Data records –
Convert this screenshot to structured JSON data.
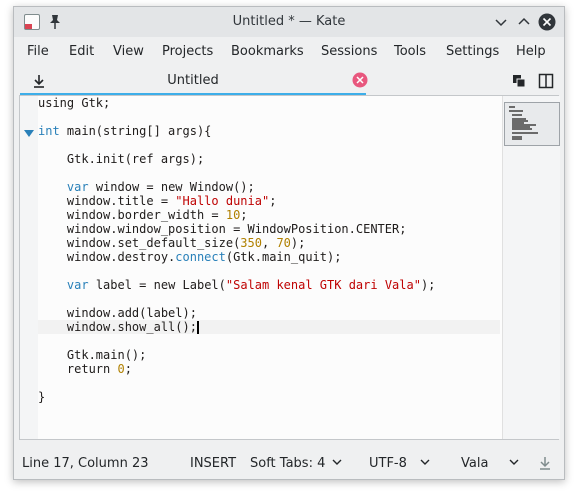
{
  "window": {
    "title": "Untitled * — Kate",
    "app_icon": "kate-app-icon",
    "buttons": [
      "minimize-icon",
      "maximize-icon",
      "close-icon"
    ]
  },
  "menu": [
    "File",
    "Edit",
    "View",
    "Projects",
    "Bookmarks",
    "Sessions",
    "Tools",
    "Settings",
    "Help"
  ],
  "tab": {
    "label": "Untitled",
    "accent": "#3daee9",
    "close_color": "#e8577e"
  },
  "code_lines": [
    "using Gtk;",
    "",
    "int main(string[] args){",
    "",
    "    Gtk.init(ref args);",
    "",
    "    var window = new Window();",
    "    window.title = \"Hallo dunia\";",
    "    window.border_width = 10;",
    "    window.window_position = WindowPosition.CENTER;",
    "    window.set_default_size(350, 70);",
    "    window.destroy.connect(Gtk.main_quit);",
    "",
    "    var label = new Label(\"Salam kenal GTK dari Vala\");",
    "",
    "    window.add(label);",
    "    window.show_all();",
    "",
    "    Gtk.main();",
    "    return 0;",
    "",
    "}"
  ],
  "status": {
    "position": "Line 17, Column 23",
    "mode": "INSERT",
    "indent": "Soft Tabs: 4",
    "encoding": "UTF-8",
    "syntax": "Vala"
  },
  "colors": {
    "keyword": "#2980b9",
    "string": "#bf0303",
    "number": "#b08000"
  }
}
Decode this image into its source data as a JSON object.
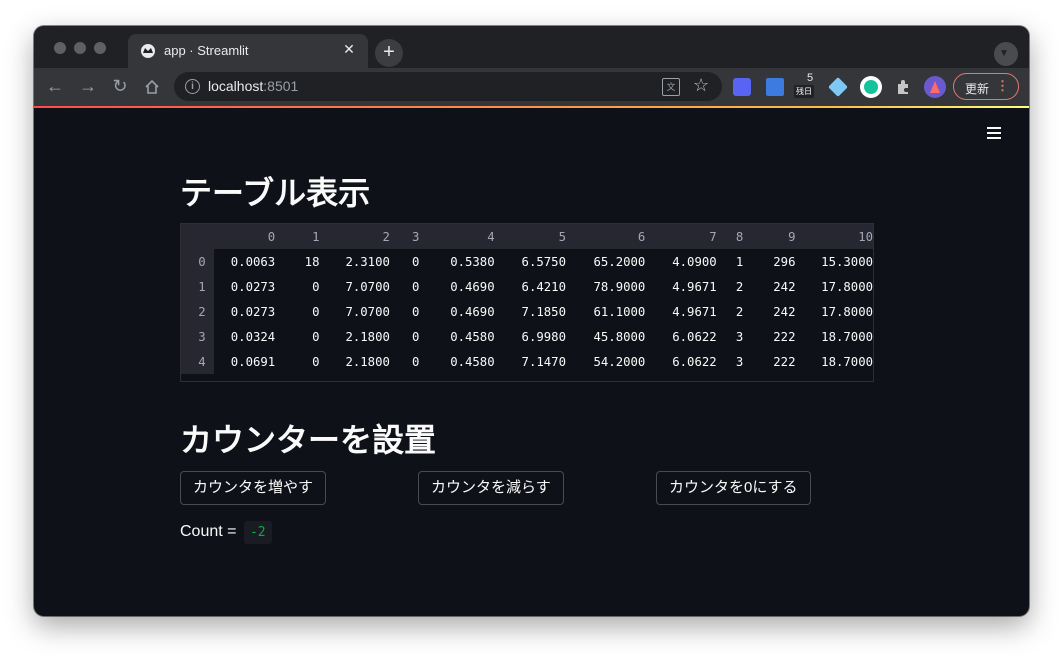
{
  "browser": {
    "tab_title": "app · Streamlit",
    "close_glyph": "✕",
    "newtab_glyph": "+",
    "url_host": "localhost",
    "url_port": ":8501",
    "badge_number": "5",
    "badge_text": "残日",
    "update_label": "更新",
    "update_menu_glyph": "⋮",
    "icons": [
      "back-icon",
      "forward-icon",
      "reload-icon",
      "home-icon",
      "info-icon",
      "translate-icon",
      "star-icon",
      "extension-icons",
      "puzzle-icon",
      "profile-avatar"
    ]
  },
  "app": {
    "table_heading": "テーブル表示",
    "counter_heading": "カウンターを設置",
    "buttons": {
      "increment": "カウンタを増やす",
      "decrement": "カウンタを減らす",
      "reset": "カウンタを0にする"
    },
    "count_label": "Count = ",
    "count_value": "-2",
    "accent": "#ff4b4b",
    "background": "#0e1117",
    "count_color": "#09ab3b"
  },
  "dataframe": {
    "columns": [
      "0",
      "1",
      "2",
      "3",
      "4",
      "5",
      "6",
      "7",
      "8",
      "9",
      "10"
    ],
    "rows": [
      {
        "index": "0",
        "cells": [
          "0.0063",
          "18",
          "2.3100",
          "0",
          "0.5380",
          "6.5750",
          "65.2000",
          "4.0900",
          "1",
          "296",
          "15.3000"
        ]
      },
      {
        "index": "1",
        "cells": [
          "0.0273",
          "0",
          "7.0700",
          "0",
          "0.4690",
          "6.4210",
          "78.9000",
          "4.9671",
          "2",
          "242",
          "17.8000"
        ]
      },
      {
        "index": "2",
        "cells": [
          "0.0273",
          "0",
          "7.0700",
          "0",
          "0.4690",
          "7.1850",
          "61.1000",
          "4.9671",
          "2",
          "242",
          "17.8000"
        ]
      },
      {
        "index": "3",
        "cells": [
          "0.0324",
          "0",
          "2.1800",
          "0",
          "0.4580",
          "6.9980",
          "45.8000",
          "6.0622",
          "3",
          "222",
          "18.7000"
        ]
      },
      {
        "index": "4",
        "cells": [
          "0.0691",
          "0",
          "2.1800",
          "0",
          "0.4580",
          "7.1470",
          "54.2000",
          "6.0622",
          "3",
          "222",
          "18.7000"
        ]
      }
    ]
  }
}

Task objective –
Restate each entry word for word, leaving out any pictures.

Answer in full –
Convert this screenshot to structured JSON data.
{
  "window": {
    "title": "Untitled * — Kate",
    "app_icon": "kate-app-icon",
    "buttons": [
      "minimize-icon",
      "maximize-icon",
      "close-icon"
    ]
  },
  "menu": [
    "File",
    "Edit",
    "View",
    "Projects",
    "Bookmarks",
    "Sessions",
    "Tools",
    "Settings",
    "Help"
  ],
  "tab": {
    "label": "Untitled",
    "accent": "#3daee9",
    "close_color": "#e8577e"
  },
  "code_lines": [
    "using Gtk;",
    "",
    "int main(string[] args){",
    "",
    "    Gtk.init(ref args);",
    "",
    "    var window = new Window();",
    "    window.title = \"Hallo dunia\";",
    "    window.border_width = 10;",
    "    window.window_position = WindowPosition.CENTER;",
    "    window.set_default_size(350, 70);",
    "    window.destroy.connect(Gtk.main_quit);",
    "",
    "    var label = new Label(\"Salam kenal GTK dari Vala\");",
    "",
    "    window.add(label);",
    "    window.show_all();",
    "",
    "    Gtk.main();",
    "    return 0;",
    "",
    "}"
  ],
  "status": {
    "position": "Line 17, Column 23",
    "mode": "INSERT",
    "indent": "Soft Tabs: 4",
    "encoding": "UTF-8",
    "syntax": "Vala"
  },
  "colors": {
    "keyword": "#2980b9",
    "string": "#bf0303",
    "number": "#b08000"
  }
}
Decode this image into its source data as a JSON object.
{
  "browser": {
    "tab_title": "app · Streamlit",
    "close_glyph": "✕",
    "newtab_glyph": "+",
    "url_host": "localhost",
    "url_port": ":8501",
    "badge_number": "5",
    "badge_text": "残日",
    "update_label": "更新",
    "update_menu_glyph": "⋮",
    "icons": [
      "back-icon",
      "forward-icon",
      "reload-icon",
      "home-icon",
      "info-icon",
      "translate-icon",
      "star-icon",
      "extension-icons",
      "puzzle-icon",
      "profile-avatar"
    ]
  },
  "app": {
    "table_heading": "テーブル表示",
    "counter_heading": "カウンターを設置",
    "buttons": {
      "increment": "カウンタを増やす",
      "decrement": "カウンタを減らす",
      "reset": "カウンタを0にする"
    },
    "count_label": "Count = ",
    "count_value": "-2",
    "accent": "#ff4b4b",
    "background": "#0e1117",
    "count_color": "#09ab3b"
  },
  "dataframe": {
    "columns": [
      "0",
      "1",
      "2",
      "3",
      "4",
      "5",
      "6",
      "7",
      "8",
      "9",
      "10"
    ],
    "rows": [
      {
        "index": "0",
        "cells": [
          "0.0063",
          "18",
          "2.3100",
          "0",
          "0.5380",
          "6.5750",
          "65.2000",
          "4.0900",
          "1",
          "296",
          "15.3000"
        ]
      },
      {
        "index": "1",
        "cells": [
          "0.0273",
          "0",
          "7.0700",
          "0",
          "0.4690",
          "6.4210",
          "78.9000",
          "4.9671",
          "2",
          "242",
          "17.8000"
        ]
      },
      {
        "index": "2",
        "cells": [
          "0.0273",
          "0",
          "7.0700",
          "0",
          "0.4690",
          "7.1850",
          "61.1000",
          "4.9671",
          "2",
          "242",
          "17.8000"
        ]
      },
      {
        "index": "3",
        "cells": [
          "0.0324",
          "0",
          "2.1800",
          "0",
          "0.4580",
          "6.9980",
          "45.8000",
          "6.0622",
          "3",
          "222",
          "18.7000"
        ]
      },
      {
        "index": "4",
        "cells": [
          "0.0691",
          "0",
          "2.1800",
          "0",
          "0.4580",
          "7.1470",
          "54.2000",
          "6.0622",
          "3",
          "222",
          "18.7000"
        ]
      }
    ]
  }
}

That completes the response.